- Task objective -
Skip the images. Copy the records exactly as written.

- Raw records -
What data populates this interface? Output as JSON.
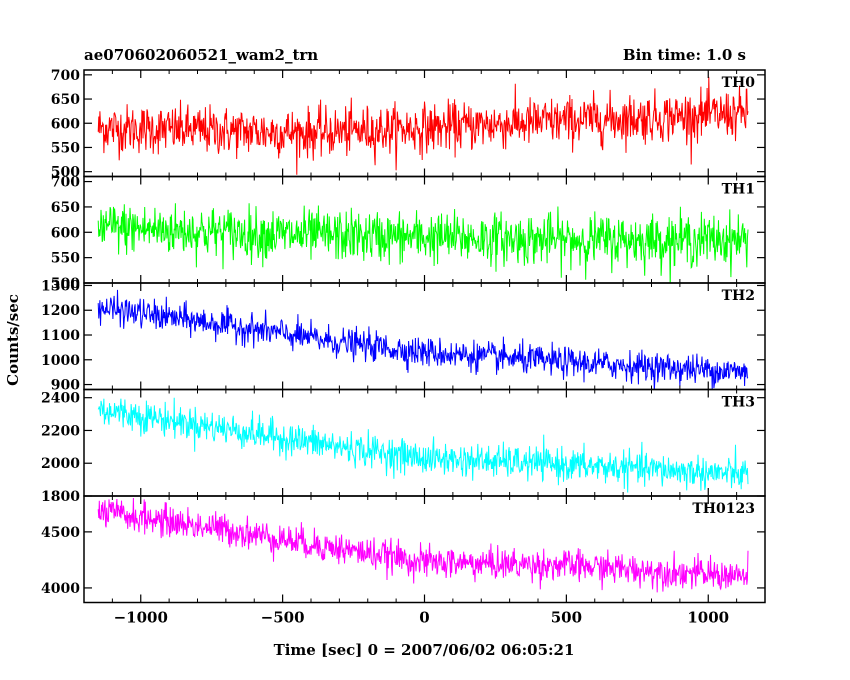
{
  "chart_data": {
    "type": "line",
    "title": "ae070602060521_wam2_trn",
    "subtitle": "Bin time: 1.0 s",
    "xlabel": "Time [sec] 0 = 2007/06/02 06:05:21",
    "ylabel": "Counts/sec",
    "xlim": [
      -1200,
      1200
    ],
    "x_ticks": [
      -1000,
      -500,
      0,
      500,
      1000
    ],
    "x_tick_labels": [
      "−1000",
      "−500",
      "0",
      "500",
      "1000"
    ],
    "x_range": [
      -1150,
      1140
    ],
    "bin_time_s": 1.0,
    "grid": false,
    "legend": "none",
    "panels": [
      {
        "name": "TH0",
        "color": "#ff0000",
        "ylim": [
          490,
          710
        ],
        "yticks": [
          500,
          550,
          600,
          650,
          700
        ],
        "trend": [
          [
            -1150,
            590
          ],
          [
            -400,
            580
          ],
          [
            0,
            590
          ],
          [
            500,
            605
          ],
          [
            1140,
            620
          ]
        ],
        "noise_sd": 25
      },
      {
        "name": "TH1",
        "color": "#00ff00",
        "ylim": [
          500,
          710
        ],
        "yticks": [
          500,
          550,
          600,
          650,
          700
        ],
        "trend": [
          [
            -1150,
            610
          ],
          [
            -500,
            595
          ],
          [
            0,
            590
          ],
          [
            500,
            585
          ],
          [
            1140,
            585
          ]
        ],
        "noise_sd": 25
      },
      {
        "name": "TH2",
        "color": "#0000ff",
        "ylim": [
          880,
          1310
        ],
        "yticks": [
          900,
          1000,
          1100,
          1200,
          1300
        ],
        "trend": [
          [
            -1150,
            1210
          ],
          [
            -700,
            1140
          ],
          [
            -300,
            1070
          ],
          [
            0,
            1030
          ],
          [
            500,
            990
          ],
          [
            1140,
            950
          ]
        ],
        "noise_sd": 30
      },
      {
        "name": "TH3",
        "color": "#00ffff",
        "ylim": [
          1800,
          2450
        ],
        "yticks": [
          1800,
          2000,
          2200,
          2400
        ],
        "trend": [
          [
            -1150,
            2330
          ],
          [
            -700,
            2210
          ],
          [
            -300,
            2100
          ],
          [
            0,
            2030
          ],
          [
            500,
            1990
          ],
          [
            1140,
            1930
          ]
        ],
        "noise_sd": 50
      },
      {
        "name": "TH0123",
        "color": "#ff00ff",
        "ylim": [
          3870,
          4820
        ],
        "yticks": [
          4000,
          4500
        ],
        "trend": [
          [
            -1150,
            4680
          ],
          [
            -700,
            4520
          ],
          [
            -300,
            4350
          ],
          [
            0,
            4230
          ],
          [
            500,
            4200
          ],
          [
            1140,
            4100
          ]
        ],
        "noise_sd": 70
      }
    ]
  }
}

- Task solution -
What data populates this interface? Output as JSON.
{
  "chart_data": {
    "type": "line",
    "title": "ae070602060521_wam2_trn",
    "subtitle": "Bin time: 1.0 s",
    "xlabel": "Time [sec] 0 = 2007/06/02 06:05:21",
    "ylabel": "Counts/sec",
    "xlim": [
      -1200,
      1200
    ],
    "x_ticks": [
      -1000,
      -500,
      0,
      500,
      1000
    ],
    "x_tick_labels": [
      "−1000",
      "−500",
      "0",
      "500",
      "1000"
    ],
    "x_range": [
      -1150,
      1140
    ],
    "bin_time_s": 1.0,
    "grid": false,
    "legend": "none",
    "panels": [
      {
        "name": "TH0",
        "color": "#ff0000",
        "ylim": [
          490,
          710
        ],
        "yticks": [
          500,
          550,
          600,
          650,
          700
        ],
        "trend": [
          [
            -1150,
            590
          ],
          [
            -400,
            580
          ],
          [
            0,
            590
          ],
          [
            500,
            605
          ],
          [
            1140,
            620
          ]
        ],
        "noise_sd": 25
      },
      {
        "name": "TH1",
        "color": "#00ff00",
        "ylim": [
          500,
          710
        ],
        "yticks": [
          500,
          550,
          600,
          650,
          700
        ],
        "trend": [
          [
            -1150,
            610
          ],
          [
            -500,
            595
          ],
          [
            0,
            590
          ],
          [
            500,
            585
          ],
          [
            1140,
            585
          ]
        ],
        "noise_sd": 25
      },
      {
        "name": "TH2",
        "color": "#0000ff",
        "ylim": [
          880,
          1310
        ],
        "yticks": [
          900,
          1000,
          1100,
          1200,
          1300
        ],
        "trend": [
          [
            -1150,
            1210
          ],
          [
            -700,
            1140
          ],
          [
            -300,
            1070
          ],
          [
            0,
            1030
          ],
          [
            500,
            990
          ],
          [
            1140,
            950
          ]
        ],
        "noise_sd": 30
      },
      {
        "name": "TH3",
        "color": "#00ffff",
        "ylim": [
          1800,
          2450
        ],
        "yticks": [
          1800,
          2000,
          2200,
          2400
        ],
        "trend": [
          [
            -1150,
            2330
          ],
          [
            -700,
            2210
          ],
          [
            -300,
            2100
          ],
          [
            0,
            2030
          ],
          [
            500,
            1990
          ],
          [
            1140,
            1930
          ]
        ],
        "noise_sd": 50
      },
      {
        "name": "TH0123",
        "color": "#ff00ff",
        "ylim": [
          3870,
          4820
        ],
        "yticks": [
          4000,
          4500
        ],
        "trend": [
          [
            -1150,
            4680
          ],
          [
            -700,
            4520
          ],
          [
            -300,
            4350
          ],
          [
            0,
            4230
          ],
          [
            500,
            4200
          ],
          [
            1140,
            4100
          ]
        ],
        "noise_sd": 70
      }
    ]
  }
}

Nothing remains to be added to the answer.